* [Task]:
Exact copies of all records below are needed.

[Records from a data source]
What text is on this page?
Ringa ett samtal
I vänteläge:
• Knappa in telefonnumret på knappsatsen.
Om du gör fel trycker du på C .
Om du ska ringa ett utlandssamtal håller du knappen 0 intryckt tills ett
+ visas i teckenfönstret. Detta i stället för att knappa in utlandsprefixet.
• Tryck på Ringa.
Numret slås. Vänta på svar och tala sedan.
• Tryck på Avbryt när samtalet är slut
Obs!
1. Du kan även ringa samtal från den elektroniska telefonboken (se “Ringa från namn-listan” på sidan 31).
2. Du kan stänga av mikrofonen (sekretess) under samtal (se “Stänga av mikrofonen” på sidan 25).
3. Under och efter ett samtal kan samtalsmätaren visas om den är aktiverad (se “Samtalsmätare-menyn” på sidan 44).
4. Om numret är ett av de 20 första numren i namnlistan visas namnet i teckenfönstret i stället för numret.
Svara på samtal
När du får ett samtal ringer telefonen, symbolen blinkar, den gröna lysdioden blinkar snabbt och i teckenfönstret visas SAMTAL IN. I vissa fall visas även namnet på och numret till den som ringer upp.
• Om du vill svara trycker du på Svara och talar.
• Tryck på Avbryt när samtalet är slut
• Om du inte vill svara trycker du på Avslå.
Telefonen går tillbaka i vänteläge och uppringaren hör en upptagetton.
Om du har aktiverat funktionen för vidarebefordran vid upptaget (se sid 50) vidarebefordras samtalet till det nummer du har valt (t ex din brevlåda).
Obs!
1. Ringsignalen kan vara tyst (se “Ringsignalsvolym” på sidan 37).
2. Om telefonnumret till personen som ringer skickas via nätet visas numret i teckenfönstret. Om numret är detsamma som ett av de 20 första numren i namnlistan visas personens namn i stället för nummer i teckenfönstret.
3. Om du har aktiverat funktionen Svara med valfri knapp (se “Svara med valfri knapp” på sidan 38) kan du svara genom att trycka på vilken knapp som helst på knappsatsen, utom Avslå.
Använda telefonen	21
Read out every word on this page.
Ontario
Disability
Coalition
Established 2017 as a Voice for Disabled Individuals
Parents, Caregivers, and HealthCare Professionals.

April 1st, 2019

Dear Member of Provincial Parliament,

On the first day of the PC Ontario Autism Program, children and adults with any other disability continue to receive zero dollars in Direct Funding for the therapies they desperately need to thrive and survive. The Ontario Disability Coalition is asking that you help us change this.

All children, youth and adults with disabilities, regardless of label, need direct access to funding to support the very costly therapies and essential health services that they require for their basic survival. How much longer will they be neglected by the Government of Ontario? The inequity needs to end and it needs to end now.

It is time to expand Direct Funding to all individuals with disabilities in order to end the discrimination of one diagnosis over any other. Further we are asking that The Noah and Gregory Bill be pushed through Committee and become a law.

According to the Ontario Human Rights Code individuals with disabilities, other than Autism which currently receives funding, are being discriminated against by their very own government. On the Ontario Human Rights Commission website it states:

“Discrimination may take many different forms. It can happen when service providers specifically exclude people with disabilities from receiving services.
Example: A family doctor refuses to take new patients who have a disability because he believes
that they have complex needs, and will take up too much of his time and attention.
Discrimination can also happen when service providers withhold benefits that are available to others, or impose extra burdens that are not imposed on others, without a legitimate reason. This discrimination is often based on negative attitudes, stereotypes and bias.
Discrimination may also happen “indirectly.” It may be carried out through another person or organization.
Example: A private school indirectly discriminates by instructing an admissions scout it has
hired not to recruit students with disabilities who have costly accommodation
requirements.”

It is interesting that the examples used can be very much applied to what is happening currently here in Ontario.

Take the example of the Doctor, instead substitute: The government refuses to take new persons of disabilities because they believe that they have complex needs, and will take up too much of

* [Reply]:
What text is on this page?
Ringa ett samtal
I vänteläge:
• Knappa in telefonnumret på knappsatsen.
Om du gör fel trycker du på C .
Om du ska ringa ett utlandssamtal håller du knappen 0 intryckt tills ett
+ visas i teckenfönstret. Detta i stället för att knappa in utlandsprefixet.
• Tryck på Ringa.
Numret slås. Vänta på svar och tala sedan.
• Tryck på Avbryt när samtalet är slut
Obs!
1. Du kan även ringa samtal från den elektroniska telefonboken (se “Ringa från namn-listan” på sidan 31).
2. Du kan stänga av mikrofonen (sekretess) under samtal (se “Stänga av mikrofonen” på sidan 25).
3. Under och efter ett samtal kan samtalsmätaren visas om den är aktiverad (se “Samtalsmätare-menyn” på sidan 44).
4. Om numret är ett av de 20 första numren i namnlistan visas namnet i teckenfönstret i stället för numret.
Svara på samtal
När du får ett samtal ringer telefonen, symbolen blinkar, den gröna lysdioden blinkar snabbt och i teckenfönstret visas SAMTAL IN. I vissa fall visas även namnet på och numret till den som ringer upp.
• Om du vill svara trycker du på Svara och talar.
• Tryck på Avbryt när samtalet är slut
• Om du inte vill svara trycker du på Avslå.
Telefonen går tillbaka i vänteläge och uppringaren hör en upptagetton.
Om du har aktiverat funktionen för vidarebefordran vid upptaget (se sid 50) vidarebefordras samtalet till det nummer du har valt (t ex din brevlåda).
Obs!
1. Ringsignalen kan vara tyst (se “Ringsignalsvolym” på sidan 37).
2. Om telefonnumret till personen som ringer skickas via nätet visas numret i teckenfönstret. Om numret är detsamma som ett av de 20 första numren i namnlistan visas personens namn i stället för nummer i teckenfönstret.
3. Om du har aktiverat funktionen Svara med valfri knapp (se “Svara med valfri knapp” på sidan 38) kan du svara genom att trycka på vilken knapp som helst på knappsatsen, utom Avslå.
Använda telefonen	21
Read out every word on this page.
Ontario
Disability
Coalition
Established 2017 as a Voice for Disabled Individuals
Parents, Caregivers, and HealthCare Professionals.

April 1st, 2019

Dear Member of Provincial Parliament,

On the first day of the PC Ontario Autism Program, children and adults with any other disability continue to receive zero dollars in Direct Funding for the therapies they desperately need to thrive and survive. The Ontario Disability Coalition is asking that you help us change this.

All children, youth and adults with disabilities, regardless of label, need direct access to funding to support the very costly therapies and essential health services that they require for their basic survival. How much longer will they be neglected by the Government of Ontario? The inequity needs to end and it needs to end now.

It is time to expand Direct Funding to all individuals with disabilities in order to end the discrimination of one diagnosis over any other. Further we are asking that The Noah and Gregory Bill be pushed through Committee and become a law.

According to the Ontario Human Rights Code individuals with disabilities, other than Autism which currently receives funding, are being discriminated against by their very own government. On the Ontario Human Rights Commission website it states:

“Discrimination may take many different forms. It can happen when service providers specifically exclude people with disabilities from receiving services.
Example: A family doctor refuses to take new patients who have a disability because he believes
that they have complex needs, and will take up too much of his time and attention.
Discrimination can also happen when service providers withhold benefits that are available to others, or impose extra burdens that are not imposed on others, without a legitimate reason. This discrimination is often based on negative attitudes, stereotypes and bias.
Discrimination may also happen “indirectly.” It may be carried out through another person or organization.
Example: A private school indirectly discriminates by instructing an admissions scout it has
hired not to recruit students with disabilities who have costly accommodation
requirements.”

It is interesting that the examples used can be very much applied to what is happening currently here in Ontario.

Take the example of the Doctor, instead substitute: The government refuses to take new persons of disabilities because they believe that they have complex needs, and will take up too much of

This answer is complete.